** Begin RECORDS SHOWN **

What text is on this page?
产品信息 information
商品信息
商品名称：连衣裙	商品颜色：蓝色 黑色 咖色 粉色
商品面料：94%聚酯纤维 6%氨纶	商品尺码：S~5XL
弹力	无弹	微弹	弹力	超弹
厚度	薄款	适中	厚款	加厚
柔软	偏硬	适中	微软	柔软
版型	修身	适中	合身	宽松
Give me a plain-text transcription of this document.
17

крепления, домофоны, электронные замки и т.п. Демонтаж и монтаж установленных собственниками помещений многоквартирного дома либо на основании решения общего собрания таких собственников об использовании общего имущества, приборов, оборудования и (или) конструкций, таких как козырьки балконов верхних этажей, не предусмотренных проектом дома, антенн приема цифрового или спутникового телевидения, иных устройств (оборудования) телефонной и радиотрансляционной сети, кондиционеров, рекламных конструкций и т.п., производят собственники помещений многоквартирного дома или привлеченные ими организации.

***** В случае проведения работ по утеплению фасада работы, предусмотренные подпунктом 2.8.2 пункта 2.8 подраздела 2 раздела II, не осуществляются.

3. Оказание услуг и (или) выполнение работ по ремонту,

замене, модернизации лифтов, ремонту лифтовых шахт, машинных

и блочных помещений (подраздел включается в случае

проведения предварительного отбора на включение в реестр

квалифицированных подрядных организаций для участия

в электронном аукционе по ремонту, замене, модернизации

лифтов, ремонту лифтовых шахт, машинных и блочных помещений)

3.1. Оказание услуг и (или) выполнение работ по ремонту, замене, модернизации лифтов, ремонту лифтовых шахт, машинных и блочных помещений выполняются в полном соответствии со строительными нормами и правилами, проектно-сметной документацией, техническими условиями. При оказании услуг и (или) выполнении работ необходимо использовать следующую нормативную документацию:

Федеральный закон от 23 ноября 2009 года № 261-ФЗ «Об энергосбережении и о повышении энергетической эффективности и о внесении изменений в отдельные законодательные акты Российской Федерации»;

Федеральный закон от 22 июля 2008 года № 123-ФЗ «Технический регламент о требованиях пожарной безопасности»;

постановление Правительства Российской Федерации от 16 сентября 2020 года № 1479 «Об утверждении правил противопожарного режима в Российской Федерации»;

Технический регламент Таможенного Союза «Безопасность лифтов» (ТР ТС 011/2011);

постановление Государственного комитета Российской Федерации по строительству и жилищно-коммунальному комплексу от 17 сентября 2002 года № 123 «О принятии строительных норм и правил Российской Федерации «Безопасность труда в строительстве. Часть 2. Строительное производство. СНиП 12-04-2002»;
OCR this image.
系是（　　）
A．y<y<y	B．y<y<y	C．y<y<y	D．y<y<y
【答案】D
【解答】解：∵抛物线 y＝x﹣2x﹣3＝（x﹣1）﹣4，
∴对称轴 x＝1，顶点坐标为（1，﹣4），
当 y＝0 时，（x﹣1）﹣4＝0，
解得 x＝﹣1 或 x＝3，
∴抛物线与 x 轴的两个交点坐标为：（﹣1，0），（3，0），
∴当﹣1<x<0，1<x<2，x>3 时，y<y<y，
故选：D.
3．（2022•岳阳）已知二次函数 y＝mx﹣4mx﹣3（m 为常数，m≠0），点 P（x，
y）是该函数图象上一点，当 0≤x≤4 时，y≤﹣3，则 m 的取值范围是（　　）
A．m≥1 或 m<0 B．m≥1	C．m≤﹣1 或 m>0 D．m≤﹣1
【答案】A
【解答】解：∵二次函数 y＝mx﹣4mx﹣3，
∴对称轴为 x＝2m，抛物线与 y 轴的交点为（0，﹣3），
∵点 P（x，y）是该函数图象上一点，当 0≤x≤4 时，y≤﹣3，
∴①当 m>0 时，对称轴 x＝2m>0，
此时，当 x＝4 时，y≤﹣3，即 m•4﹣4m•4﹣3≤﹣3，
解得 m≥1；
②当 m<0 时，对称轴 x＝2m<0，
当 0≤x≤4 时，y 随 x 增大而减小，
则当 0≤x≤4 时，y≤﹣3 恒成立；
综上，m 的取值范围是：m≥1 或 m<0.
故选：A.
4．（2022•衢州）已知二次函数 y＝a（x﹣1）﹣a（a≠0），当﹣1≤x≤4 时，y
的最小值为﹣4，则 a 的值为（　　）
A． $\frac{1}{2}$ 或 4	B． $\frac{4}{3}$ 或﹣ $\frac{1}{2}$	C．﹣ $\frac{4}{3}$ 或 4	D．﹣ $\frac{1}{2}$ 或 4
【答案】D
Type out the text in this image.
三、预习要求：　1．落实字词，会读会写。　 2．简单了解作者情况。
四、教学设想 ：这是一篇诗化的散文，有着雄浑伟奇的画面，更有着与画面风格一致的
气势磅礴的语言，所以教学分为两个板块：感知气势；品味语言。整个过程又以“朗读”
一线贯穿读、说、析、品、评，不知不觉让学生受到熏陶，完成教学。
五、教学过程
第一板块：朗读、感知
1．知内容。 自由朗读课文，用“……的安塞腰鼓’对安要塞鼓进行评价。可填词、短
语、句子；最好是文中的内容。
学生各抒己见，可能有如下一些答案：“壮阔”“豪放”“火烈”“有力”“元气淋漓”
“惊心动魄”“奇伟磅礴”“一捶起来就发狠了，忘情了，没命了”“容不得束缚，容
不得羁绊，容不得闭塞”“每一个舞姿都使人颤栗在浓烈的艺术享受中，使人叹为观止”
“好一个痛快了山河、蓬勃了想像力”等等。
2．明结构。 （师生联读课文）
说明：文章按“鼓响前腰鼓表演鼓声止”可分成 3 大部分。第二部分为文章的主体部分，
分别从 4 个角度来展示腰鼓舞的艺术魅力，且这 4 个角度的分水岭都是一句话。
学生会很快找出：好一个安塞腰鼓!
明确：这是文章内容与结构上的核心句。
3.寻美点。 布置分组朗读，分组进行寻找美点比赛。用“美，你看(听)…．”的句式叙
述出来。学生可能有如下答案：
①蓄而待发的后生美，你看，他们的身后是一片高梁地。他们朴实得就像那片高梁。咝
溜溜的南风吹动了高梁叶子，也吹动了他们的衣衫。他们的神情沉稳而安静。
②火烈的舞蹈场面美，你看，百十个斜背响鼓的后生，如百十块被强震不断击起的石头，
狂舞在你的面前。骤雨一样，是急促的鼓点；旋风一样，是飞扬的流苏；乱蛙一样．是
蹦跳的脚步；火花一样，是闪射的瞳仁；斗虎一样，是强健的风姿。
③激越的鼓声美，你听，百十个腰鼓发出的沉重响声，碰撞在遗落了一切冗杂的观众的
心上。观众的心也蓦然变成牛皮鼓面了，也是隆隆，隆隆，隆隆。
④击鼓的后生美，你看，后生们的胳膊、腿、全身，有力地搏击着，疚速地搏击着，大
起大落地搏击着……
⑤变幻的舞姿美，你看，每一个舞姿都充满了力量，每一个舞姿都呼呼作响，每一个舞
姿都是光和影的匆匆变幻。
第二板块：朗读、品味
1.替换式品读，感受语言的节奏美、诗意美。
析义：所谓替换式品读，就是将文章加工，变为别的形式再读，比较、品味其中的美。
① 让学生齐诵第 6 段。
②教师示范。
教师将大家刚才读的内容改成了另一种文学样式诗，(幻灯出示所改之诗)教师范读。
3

** End RECORDS SHOWN **

# WHAT TO PRODUCE:
Transcribe every line of the data, exactly as it stands.

# TASK SOLUTION:
What text is on this page?
产品信息 information
商品信息
商品名称：连衣裙	商品颜色：蓝色 黑色 咖色 粉色
商品面料：94%聚酯纤维 6%氨纶	商品尺码：S~5XL
弹力	无弹	微弹	弹力	超弹
厚度	薄款	适中	厚款	加厚
柔软	偏硬	适中	微软	柔软
版型	修身	适中	合身	宽松
Give me a plain-text transcription of this document.
17

крепления, домофоны, электронные замки и т.п. Демонтаж и монтаж установленных собственниками помещений многоквартирного дома либо на основании решения общего собрания таких собственников об использовании общего имущества, приборов, оборудования и (или) конструкций, таких как козырьки балконов верхних этажей, не предусмотренных проектом дома, антенн приема цифрового или спутникового телевидения, иных устройств (оборудования) телефонной и радиотрансляционной сети, кондиционеров, рекламных конструкций и т.п., производят собственники помещений многоквартирного дома или привлеченные ими организации.

***** В случае проведения работ по утеплению фасада работы, предусмотренные подпунктом 2.8.2 пункта 2.8 подраздела 2 раздела II, не осуществляются.

3. Оказание услуг и (или) выполнение работ по ремонту,

замене, модернизации лифтов, ремонту лифтовых шахт, машинных

и блочных помещений (подраздел включается в случае

проведения предварительного отбора на включение в реестр

квалифицированных подрядных организаций для участия

в электронном аукционе по ремонту, замене, модернизации

лифтов, ремонту лифтовых шахт, машинных и блочных помещений)

3.1. Оказание услуг и (или) выполнение работ по ремонту, замене, модернизации лифтов, ремонту лифтовых шахт, машинных и блочных помещений выполняются в полном соответствии со строительными нормами и правилами, проектно-сметной документацией, техническими условиями. При оказании услуг и (или) выполнении работ необходимо использовать следующую нормативную документацию:

Федеральный закон от 23 ноября 2009 года № 261-ФЗ «Об энергосбережении и о повышении энергетической эффективности и о внесении изменений в отдельные законодательные акты Российской Федерации»;

Федеральный закон от 22 июля 2008 года № 123-ФЗ «Технический регламент о требованиях пожарной безопасности»;

постановление Правительства Российской Федерации от 16 сентября 2020 года № 1479 «Об утверждении правил противопожарного режима в Российской Федерации»;

Технический регламент Таможенного Союза «Безопасность лифтов» (ТР ТС 011/2011);

постановление Государственного комитета Российской Федерации по строительству и жилищно-коммунальному комплексу от 17 сентября 2002 года № 123 «О принятии строительных норм и правил Российской Федерации «Безопасность труда в строительстве. Часть 2. Строительное производство. СНиП 12-04-2002»;
OCR this image.
系是（　　）
A．y<y<y	B．y<y<y	C．y<y<y	D．y<y<y
【答案】D
【解答】解：∵抛物线 y＝x﹣2x﹣3＝（x﹣1）﹣4，
∴对称轴 x＝1，顶点坐标为（1，﹣4），
当 y＝0 时，（x﹣1）﹣4＝0，
解得 x＝﹣1 或 x＝3，
∴抛物线与 x 轴的两个交点坐标为：（﹣1，0），（3，0），
∴当﹣1<x<0，1<x<2，x>3 时，y<y<y，
故选：D.
3．（2022•岳阳）已知二次函数 y＝mx﹣4mx﹣3（m 为常数，m≠0），点 P（x，
y）是该函数图象上一点，当 0≤x≤4 时，y≤﹣3，则 m 的取值范围是（　　）
A．m≥1 或 m<0 B．m≥1	C．m≤﹣1 或 m>0 D．m≤﹣1
【答案】A
【解答】解：∵二次函数 y＝mx﹣4mx﹣3，
∴对称轴为 x＝2m，抛物线与 y 轴的交点为（0，﹣3），
∵点 P（x，y）是该函数图象上一点，当 0≤x≤4 时，y≤﹣3，
∴①当 m>0 时，对称轴 x＝2m>0，
此时，当 x＝4 时，y≤﹣3，即 m•4﹣4m•4﹣3≤﹣3，
解得 m≥1；
②当 m<0 时，对称轴 x＝2m<0，
当 0≤x≤4 时，y 随 x 增大而减小，
则当 0≤x≤4 时，y≤﹣3 恒成立；
综上，m 的取值范围是：m≥1 或 m<0.
故选：A.
4．（2022•衢州）已知二次函数 y＝a（x﹣1）﹣a（a≠0），当﹣1≤x≤4 时，y
的最小值为﹣4，则 a 的值为（　　）
A． $\frac{1}{2}$ 或 4	B． $\frac{4}{3}$ 或﹣ $\frac{1}{2}$	C．﹣ $\frac{4}{3}$ 或 4	D．﹣ $\frac{1}{2}$ 或 4
【答案】D
Type out the text in this image.
三、预习要求：　1．落实字词，会读会写。　 2．简单了解作者情况。
四、教学设想 ：这是一篇诗化的散文，有着雄浑伟奇的画面，更有着与画面风格一致的
气势磅礴的语言，所以教学分为两个板块：感知气势；品味语言。整个过程又以“朗读”
一线贯穿读、说、析、品、评，不知不觉让学生受到熏陶，完成教学。
五、教学过程
第一板块：朗读、感知
1．知内容。 自由朗读课文，用“……的安塞腰鼓’对安要塞鼓进行评价。可填词、短
语、句子；最好是文中的内容。
学生各抒己见，可能有如下一些答案：“壮阔”“豪放”“火烈”“有力”“元气淋漓”
“惊心动魄”“奇伟磅礴”“一捶起来就发狠了，忘情了，没命了”“容不得束缚，容
不得羁绊，容不得闭塞”“每一个舞姿都使人颤栗在浓烈的艺术享受中，使人叹为观止”
“好一个痛快了山河、蓬勃了想像力”等等。
2．明结构。 （师生联读课文）
说明：文章按“鼓响前腰鼓表演鼓声止”可分成 3 大部分。第二部分为文章的主体部分，
分别从 4 个角度来展示腰鼓舞的艺术魅力，且这 4 个角度的分水岭都是一句话。
学生会很快找出：好一个安塞腰鼓!
明确：这是文章内容与结构上的核心句。
3.寻美点。 布置分组朗读，分组进行寻找美点比赛。用“美，你看(听)…．”的句式叙
述出来。学生可能有如下答案：
①蓄而待发的后生美，你看，他们的身后是一片高梁地。他们朴实得就像那片高梁。咝
溜溜的南风吹动了高梁叶子，也吹动了他们的衣衫。他们的神情沉稳而安静。
②火烈的舞蹈场面美，你看，百十个斜背响鼓的后生，如百十块被强震不断击起的石头，
狂舞在你的面前。骤雨一样，是急促的鼓点；旋风一样，是飞扬的流苏；乱蛙一样．是
蹦跳的脚步；火花一样，是闪射的瞳仁；斗虎一样，是强健的风姿。
③激越的鼓声美，你听，百十个腰鼓发出的沉重响声，碰撞在遗落了一切冗杂的观众的
心上。观众的心也蓦然变成牛皮鼓面了，也是隆隆，隆隆，隆隆。
④击鼓的后生美，你看，后生们的胳膊、腿、全身，有力地搏击着，疚速地搏击着，大
起大落地搏击着……
⑤变幻的舞姿美，你看，每一个舞姿都充满了力量，每一个舞姿都呼呼作响，每一个舞
姿都是光和影的匆匆变幻。
第二板块：朗读、品味
1.替换式品读，感受语言的节奏美、诗意美。
析义：所谓替换式品读，就是将文章加工，变为别的形式再读，比较、品味其中的美。
① 让学生齐诵第 6 段。
②教师示范。
教师将大家刚才读的内容改成了另一种文学样式诗，(幻灯出示所改之诗)教师范读。
3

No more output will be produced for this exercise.